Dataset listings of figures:
— Start —

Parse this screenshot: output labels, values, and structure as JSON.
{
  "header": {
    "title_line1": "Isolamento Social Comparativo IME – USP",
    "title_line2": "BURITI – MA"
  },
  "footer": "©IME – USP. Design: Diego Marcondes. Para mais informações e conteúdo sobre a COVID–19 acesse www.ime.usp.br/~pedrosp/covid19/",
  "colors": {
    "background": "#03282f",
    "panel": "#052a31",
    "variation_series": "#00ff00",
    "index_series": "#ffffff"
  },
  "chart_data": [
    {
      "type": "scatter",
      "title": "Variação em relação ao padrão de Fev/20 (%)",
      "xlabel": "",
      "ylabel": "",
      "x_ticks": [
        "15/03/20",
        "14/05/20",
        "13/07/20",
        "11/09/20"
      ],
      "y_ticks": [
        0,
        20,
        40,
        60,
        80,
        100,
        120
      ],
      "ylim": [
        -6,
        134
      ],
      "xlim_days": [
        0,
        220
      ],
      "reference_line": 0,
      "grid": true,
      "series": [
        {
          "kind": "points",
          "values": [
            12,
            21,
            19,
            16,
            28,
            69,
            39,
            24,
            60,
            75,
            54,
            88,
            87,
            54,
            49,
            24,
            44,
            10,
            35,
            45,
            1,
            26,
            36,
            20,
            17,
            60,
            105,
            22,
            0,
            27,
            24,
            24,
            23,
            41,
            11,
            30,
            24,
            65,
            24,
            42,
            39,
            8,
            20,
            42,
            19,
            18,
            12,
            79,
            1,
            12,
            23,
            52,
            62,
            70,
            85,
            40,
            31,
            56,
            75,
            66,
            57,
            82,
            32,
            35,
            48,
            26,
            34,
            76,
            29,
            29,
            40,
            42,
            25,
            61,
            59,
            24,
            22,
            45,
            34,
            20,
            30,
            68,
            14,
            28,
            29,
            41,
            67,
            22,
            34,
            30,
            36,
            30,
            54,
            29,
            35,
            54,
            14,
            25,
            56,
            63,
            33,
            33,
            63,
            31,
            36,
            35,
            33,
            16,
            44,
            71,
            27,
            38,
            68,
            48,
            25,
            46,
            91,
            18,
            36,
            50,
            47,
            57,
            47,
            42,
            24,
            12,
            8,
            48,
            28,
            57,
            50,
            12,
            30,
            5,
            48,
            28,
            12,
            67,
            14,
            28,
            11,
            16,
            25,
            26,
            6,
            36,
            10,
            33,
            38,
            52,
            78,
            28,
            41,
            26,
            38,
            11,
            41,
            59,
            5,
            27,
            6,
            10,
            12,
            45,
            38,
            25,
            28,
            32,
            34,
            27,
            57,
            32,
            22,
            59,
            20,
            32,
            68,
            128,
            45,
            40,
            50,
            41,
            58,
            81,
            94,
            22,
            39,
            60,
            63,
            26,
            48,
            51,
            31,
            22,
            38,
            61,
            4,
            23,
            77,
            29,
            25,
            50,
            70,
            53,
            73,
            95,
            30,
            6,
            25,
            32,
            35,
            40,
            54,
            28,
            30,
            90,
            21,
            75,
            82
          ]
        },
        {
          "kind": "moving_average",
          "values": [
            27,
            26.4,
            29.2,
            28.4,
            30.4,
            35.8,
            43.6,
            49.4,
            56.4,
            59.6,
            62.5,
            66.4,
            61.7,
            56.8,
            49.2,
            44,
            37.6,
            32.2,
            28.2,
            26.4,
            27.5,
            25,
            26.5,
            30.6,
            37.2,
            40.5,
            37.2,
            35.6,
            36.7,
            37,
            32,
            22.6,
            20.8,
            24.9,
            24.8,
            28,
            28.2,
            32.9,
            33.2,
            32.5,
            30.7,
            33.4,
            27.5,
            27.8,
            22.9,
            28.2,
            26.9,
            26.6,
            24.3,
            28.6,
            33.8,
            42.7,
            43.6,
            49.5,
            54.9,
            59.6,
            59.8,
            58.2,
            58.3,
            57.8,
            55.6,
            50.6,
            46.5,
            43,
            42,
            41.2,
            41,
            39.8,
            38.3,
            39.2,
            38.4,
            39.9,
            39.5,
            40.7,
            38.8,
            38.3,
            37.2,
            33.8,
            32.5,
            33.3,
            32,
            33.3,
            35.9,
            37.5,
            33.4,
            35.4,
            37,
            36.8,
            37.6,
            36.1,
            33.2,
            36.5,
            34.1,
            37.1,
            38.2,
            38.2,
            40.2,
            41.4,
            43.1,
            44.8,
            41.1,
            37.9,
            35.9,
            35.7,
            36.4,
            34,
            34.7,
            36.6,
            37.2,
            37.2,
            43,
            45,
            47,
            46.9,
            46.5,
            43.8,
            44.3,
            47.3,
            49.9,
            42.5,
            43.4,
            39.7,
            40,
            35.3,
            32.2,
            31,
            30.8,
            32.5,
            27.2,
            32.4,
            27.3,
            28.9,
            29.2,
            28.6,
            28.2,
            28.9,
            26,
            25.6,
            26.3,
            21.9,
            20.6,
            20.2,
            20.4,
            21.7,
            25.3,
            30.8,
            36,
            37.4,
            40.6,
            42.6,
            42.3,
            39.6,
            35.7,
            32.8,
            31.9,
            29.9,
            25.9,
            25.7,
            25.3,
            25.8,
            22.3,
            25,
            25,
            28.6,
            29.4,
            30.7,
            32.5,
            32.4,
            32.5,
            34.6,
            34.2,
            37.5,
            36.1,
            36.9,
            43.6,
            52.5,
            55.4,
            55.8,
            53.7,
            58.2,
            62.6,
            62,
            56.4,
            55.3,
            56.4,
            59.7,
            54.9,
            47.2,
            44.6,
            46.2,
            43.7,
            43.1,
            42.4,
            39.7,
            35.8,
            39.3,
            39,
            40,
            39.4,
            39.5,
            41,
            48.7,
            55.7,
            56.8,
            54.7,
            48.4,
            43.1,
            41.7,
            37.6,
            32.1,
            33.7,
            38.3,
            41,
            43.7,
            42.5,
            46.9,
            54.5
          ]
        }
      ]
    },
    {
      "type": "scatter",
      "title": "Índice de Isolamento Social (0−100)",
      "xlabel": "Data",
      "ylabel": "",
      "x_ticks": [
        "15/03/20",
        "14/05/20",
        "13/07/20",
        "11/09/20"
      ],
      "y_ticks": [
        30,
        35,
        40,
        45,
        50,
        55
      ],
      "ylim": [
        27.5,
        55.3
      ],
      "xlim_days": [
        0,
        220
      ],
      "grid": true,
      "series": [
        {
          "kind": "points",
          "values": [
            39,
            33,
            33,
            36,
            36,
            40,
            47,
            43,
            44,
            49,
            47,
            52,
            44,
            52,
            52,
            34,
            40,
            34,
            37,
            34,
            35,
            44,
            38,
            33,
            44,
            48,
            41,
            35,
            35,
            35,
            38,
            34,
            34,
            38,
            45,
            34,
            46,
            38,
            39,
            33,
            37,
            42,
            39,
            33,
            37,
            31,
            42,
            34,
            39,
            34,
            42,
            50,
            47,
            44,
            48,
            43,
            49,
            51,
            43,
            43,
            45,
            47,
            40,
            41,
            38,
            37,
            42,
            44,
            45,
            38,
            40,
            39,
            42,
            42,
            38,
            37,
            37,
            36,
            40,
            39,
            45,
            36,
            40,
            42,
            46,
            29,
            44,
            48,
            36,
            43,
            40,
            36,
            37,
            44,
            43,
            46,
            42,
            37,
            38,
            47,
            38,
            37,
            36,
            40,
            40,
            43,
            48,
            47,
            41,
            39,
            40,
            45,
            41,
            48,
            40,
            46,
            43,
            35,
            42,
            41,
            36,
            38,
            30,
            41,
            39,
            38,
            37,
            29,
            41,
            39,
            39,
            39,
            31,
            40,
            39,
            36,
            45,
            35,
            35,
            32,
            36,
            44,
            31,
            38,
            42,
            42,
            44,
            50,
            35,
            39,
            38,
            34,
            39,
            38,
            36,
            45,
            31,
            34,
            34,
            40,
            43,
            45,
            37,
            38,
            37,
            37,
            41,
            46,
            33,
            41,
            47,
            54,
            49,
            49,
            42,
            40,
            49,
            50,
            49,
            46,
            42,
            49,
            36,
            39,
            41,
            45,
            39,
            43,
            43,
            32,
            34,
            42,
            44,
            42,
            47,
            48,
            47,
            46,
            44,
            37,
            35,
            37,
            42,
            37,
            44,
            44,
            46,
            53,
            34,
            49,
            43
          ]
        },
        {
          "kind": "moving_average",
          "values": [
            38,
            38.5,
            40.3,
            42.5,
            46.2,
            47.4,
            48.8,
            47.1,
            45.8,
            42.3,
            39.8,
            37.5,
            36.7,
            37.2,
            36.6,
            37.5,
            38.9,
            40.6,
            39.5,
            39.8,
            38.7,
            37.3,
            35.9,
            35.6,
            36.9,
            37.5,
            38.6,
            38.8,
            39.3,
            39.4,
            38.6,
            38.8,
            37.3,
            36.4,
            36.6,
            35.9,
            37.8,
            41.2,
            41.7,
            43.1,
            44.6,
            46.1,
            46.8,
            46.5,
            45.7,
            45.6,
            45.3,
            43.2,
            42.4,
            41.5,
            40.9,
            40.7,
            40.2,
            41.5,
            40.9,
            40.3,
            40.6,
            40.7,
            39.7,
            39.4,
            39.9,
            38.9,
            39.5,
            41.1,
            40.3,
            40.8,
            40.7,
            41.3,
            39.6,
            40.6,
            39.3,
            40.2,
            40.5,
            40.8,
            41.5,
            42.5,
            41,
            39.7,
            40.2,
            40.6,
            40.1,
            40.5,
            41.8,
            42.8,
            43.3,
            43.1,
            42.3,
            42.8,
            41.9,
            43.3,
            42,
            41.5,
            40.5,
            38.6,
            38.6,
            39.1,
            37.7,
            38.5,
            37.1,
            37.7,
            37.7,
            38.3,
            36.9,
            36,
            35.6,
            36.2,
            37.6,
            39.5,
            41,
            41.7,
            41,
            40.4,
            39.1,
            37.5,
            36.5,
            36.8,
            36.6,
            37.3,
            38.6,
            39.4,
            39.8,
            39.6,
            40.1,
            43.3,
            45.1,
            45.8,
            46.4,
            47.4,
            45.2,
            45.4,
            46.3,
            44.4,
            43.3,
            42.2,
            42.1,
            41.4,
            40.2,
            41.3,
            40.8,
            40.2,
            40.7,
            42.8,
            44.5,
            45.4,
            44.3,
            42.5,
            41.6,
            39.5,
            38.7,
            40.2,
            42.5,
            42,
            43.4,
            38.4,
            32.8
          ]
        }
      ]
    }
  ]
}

— End —

Collect from the data above every line that includes "Isolamento".

    "title_line1": "Isolamento Social Comparativo IME – USP",
      "title": "Índice de Isolamento Social (0−100)",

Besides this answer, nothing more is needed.